_Material for this exercise:_
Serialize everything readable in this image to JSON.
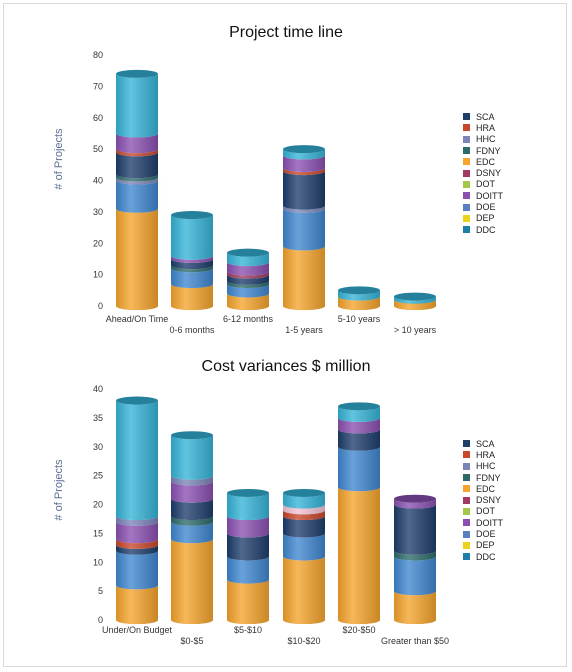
{
  "chart_data": [
    {
      "type": "bar",
      "stacked": true,
      "title": "Project time line",
      "ylabel": "# of Projects",
      "xlabel": "",
      "ylim": [
        0,
        80
      ],
      "yticks": [
        0,
        10,
        20,
        30,
        40,
        50,
        60,
        70,
        80
      ],
      "categories": [
        "Ahead/On Time",
        "0-6 months",
        "6-12 months",
        "1-5 years",
        "5-10 years",
        "> 10 years"
      ],
      "legend": [
        "SCA",
        "HRA",
        "HHC",
        "FDNY",
        "EDC",
        "DSNY",
        "DOT",
        "DOITT",
        "DOE",
        "DEP",
        "DDC"
      ],
      "legend_position": "right",
      "series": [
        {
          "name": "EDC",
          "color": "#f5a42c",
          "values": [
            31,
            7,
            4,
            19,
            3,
            2
          ]
        },
        {
          "name": "DDC",
          "color": "#3f86cf",
          "values": [
            9,
            5,
            3,
            12,
            0,
            0
          ]
        },
        {
          "name": "HHC",
          "color": "#7b84b8",
          "values": [
            1,
            0,
            0,
            1,
            0,
            0
          ]
        },
        {
          "name": "FDNY",
          "color": "#2c6b6a",
          "values": [
            1,
            1,
            1,
            0,
            0,
            0
          ]
        },
        {
          "name": "SCA",
          "color": "#1e3d6b",
          "values": [
            7,
            2,
            2,
            11,
            0,
            0
          ]
        },
        {
          "name": "HRA",
          "color": "#c8472a",
          "values": [
            1,
            0,
            0,
            1,
            0,
            0
          ]
        },
        {
          "name": "DSNY",
          "color": "#a03a62",
          "values": [
            0,
            0,
            1,
            0,
            0,
            0
          ]
        },
        {
          "name": "DOITT",
          "color": "#8a4fb1",
          "values": [
            5,
            1,
            3,
            4,
            0,
            0
          ]
        },
        {
          "name": "DOE",
          "color": "#34b3d7",
          "values": [
            19,
            13,
            3,
            2,
            2,
            1
          ]
        }
      ],
      "legend_colors": {
        "SCA": "#1e3d6b",
        "HRA": "#c8472a",
        "HHC": "#7b84b8",
        "FDNY": "#2c6b6a",
        "EDC": "#f5a42c",
        "DSNY": "#a03a62",
        "DOT": "#a6c64b",
        "DOITT": "#8a4fb1",
        "DOE": "#5a7fc0",
        "DEP": "#ecd21a",
        "DDC": "#1e7fa8"
      }
    },
    {
      "type": "bar",
      "stacked": true,
      "title": "Cost variances $ million",
      "ylabel": "# of Projects",
      "xlabel": "",
      "ylim": [
        0,
        40
      ],
      "yticks": [
        0,
        5,
        10,
        15,
        20,
        25,
        30,
        35,
        40
      ],
      "categories": [
        "Under/On Budget",
        "$0-$5",
        "$5-$10",
        "$10-$20",
        "$20-$50",
        "Greater than $50"
      ],
      "legend": [
        "SCA",
        "HRA",
        "HHC",
        "FDNY",
        "EDC",
        "DSNY",
        "DOT",
        "DOITT",
        "DOE",
        "DEP",
        "DDC"
      ],
      "legend_position": "right",
      "series": [
        {
          "name": "EDC",
          "color": "#f5a42c",
          "values": [
            6,
            14,
            7,
            11,
            23,
            5
          ]
        },
        {
          "name": "DDC",
          "color": "#3f86cf",
          "values": [
            6,
            3,
            4,
            4,
            7,
            6
          ]
        },
        {
          "name": "FDNY",
          "color": "#2c6b6a",
          "values": [
            0,
            1,
            0,
            0,
            0,
            1
          ]
        },
        {
          "name": "SCA",
          "color": "#1e3d6b",
          "values": [
            1,
            3,
            4,
            3,
            3,
            8
          ]
        },
        {
          "name": "HRA",
          "color": "#c8472a",
          "values": [
            1,
            0,
            0,
            1,
            0,
            0
          ]
        },
        {
          "name": "DEP",
          "color": "#f2c2d4",
          "values": [
            0,
            0,
            0,
            1,
            0,
            0
          ]
        },
        {
          "name": "DOITT",
          "color": "#8a4fb1",
          "values": [
            3,
            3,
            3,
            0,
            2,
            1
          ]
        },
        {
          "name": "HHC",
          "color": "#7b84b8",
          "values": [
            1,
            1,
            0,
            0,
            0,
            0
          ]
        },
        {
          "name": "DOE",
          "color": "#34b3d7",
          "values": [
            20,
            7,
            4,
            2,
            2,
            0
          ]
        }
      ],
      "legend_colors": {
        "SCA": "#1e3d6b",
        "HRA": "#c8472a",
        "HHC": "#7b84b8",
        "FDNY": "#2c6b6a",
        "EDC": "#f5a42c",
        "DSNY": "#a03a62",
        "DOT": "#a6c64b",
        "DOITT": "#8a4fb1",
        "DOE": "#5a7fc0",
        "DEP": "#ecd21a",
        "DDC": "#1e7fa8"
      }
    }
  ]
}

_Exercise prompt:_ Write out the records above exactly as they stand, leaving out every picture.

_Full answer:_
Serialize everything readable in this image to JSON.
{
  "chart_data": [
    {
      "type": "bar",
      "stacked": true,
      "title": "Project time line",
      "ylabel": "# of Projects",
      "xlabel": "",
      "ylim": [
        0,
        80
      ],
      "yticks": [
        0,
        10,
        20,
        30,
        40,
        50,
        60,
        70,
        80
      ],
      "categories": [
        "Ahead/On Time",
        "0-6 months",
        "6-12 months",
        "1-5 years",
        "5-10 years",
        "> 10 years"
      ],
      "legend": [
        "SCA",
        "HRA",
        "HHC",
        "FDNY",
        "EDC",
        "DSNY",
        "DOT",
        "DOITT",
        "DOE",
        "DEP",
        "DDC"
      ],
      "legend_position": "right",
      "series": [
        {
          "name": "EDC",
          "color": "#f5a42c",
          "values": [
            31,
            7,
            4,
            19,
            3,
            2
          ]
        },
        {
          "name": "DDC",
          "color": "#3f86cf",
          "values": [
            9,
            5,
            3,
            12,
            0,
            0
          ]
        },
        {
          "name": "HHC",
          "color": "#7b84b8",
          "values": [
            1,
            0,
            0,
            1,
            0,
            0
          ]
        },
        {
          "name": "FDNY",
          "color": "#2c6b6a",
          "values": [
            1,
            1,
            1,
            0,
            0,
            0
          ]
        },
        {
          "name": "SCA",
          "color": "#1e3d6b",
          "values": [
            7,
            2,
            2,
            11,
            0,
            0
          ]
        },
        {
          "name": "HRA",
          "color": "#c8472a",
          "values": [
            1,
            0,
            0,
            1,
            0,
            0
          ]
        },
        {
          "name": "DSNY",
          "color": "#a03a62",
          "values": [
            0,
            0,
            1,
            0,
            0,
            0
          ]
        },
        {
          "name": "DOITT",
          "color": "#8a4fb1",
          "values": [
            5,
            1,
            3,
            4,
            0,
            0
          ]
        },
        {
          "name": "DOE",
          "color": "#34b3d7",
          "values": [
            19,
            13,
            3,
            2,
            2,
            1
          ]
        }
      ],
      "legend_colors": {
        "SCA": "#1e3d6b",
        "HRA": "#c8472a",
        "HHC": "#7b84b8",
        "FDNY": "#2c6b6a",
        "EDC": "#f5a42c",
        "DSNY": "#a03a62",
        "DOT": "#a6c64b",
        "DOITT": "#8a4fb1",
        "DOE": "#5a7fc0",
        "DEP": "#ecd21a",
        "DDC": "#1e7fa8"
      }
    },
    {
      "type": "bar",
      "stacked": true,
      "title": "Cost variances $ million",
      "ylabel": "# of Projects",
      "xlabel": "",
      "ylim": [
        0,
        40
      ],
      "yticks": [
        0,
        5,
        10,
        15,
        20,
        25,
        30,
        35,
        40
      ],
      "categories": [
        "Under/On Budget",
        "$0-$5",
        "$5-$10",
        "$10-$20",
        "$20-$50",
        "Greater than $50"
      ],
      "legend": [
        "SCA",
        "HRA",
        "HHC",
        "FDNY",
        "EDC",
        "DSNY",
        "DOT",
        "DOITT",
        "DOE",
        "DEP",
        "DDC"
      ],
      "legend_position": "right",
      "series": [
        {
          "name": "EDC",
          "color": "#f5a42c",
          "values": [
            6,
            14,
            7,
            11,
            23,
            5
          ]
        },
        {
          "name": "DDC",
          "color": "#3f86cf",
          "values": [
            6,
            3,
            4,
            4,
            7,
            6
          ]
        },
        {
          "name": "FDNY",
          "color": "#2c6b6a",
          "values": [
            0,
            1,
            0,
            0,
            0,
            1
          ]
        },
        {
          "name": "SCA",
          "color": "#1e3d6b",
          "values": [
            1,
            3,
            4,
            3,
            3,
            8
          ]
        },
        {
          "name": "HRA",
          "color": "#c8472a",
          "values": [
            1,
            0,
            0,
            1,
            0,
            0
          ]
        },
        {
          "name": "DEP",
          "color": "#f2c2d4",
          "values": [
            0,
            0,
            0,
            1,
            0,
            0
          ]
        },
        {
          "name": "DOITT",
          "color": "#8a4fb1",
          "values": [
            3,
            3,
            3,
            0,
            2,
            1
          ]
        },
        {
          "name": "HHC",
          "color": "#7b84b8",
          "values": [
            1,
            1,
            0,
            0,
            0,
            0
          ]
        },
        {
          "name": "DOE",
          "color": "#34b3d7",
          "values": [
            20,
            7,
            4,
            2,
            2,
            0
          ]
        }
      ],
      "legend_colors": {
        "SCA": "#1e3d6b",
        "HRA": "#c8472a",
        "HHC": "#7b84b8",
        "FDNY": "#2c6b6a",
        "EDC": "#f5a42c",
        "DSNY": "#a03a62",
        "DOT": "#a6c64b",
        "DOITT": "#8a4fb1",
        "DOE": "#5a7fc0",
        "DEP": "#ecd21a",
        "DDC": "#1e7fa8"
      }
    }
  ]
}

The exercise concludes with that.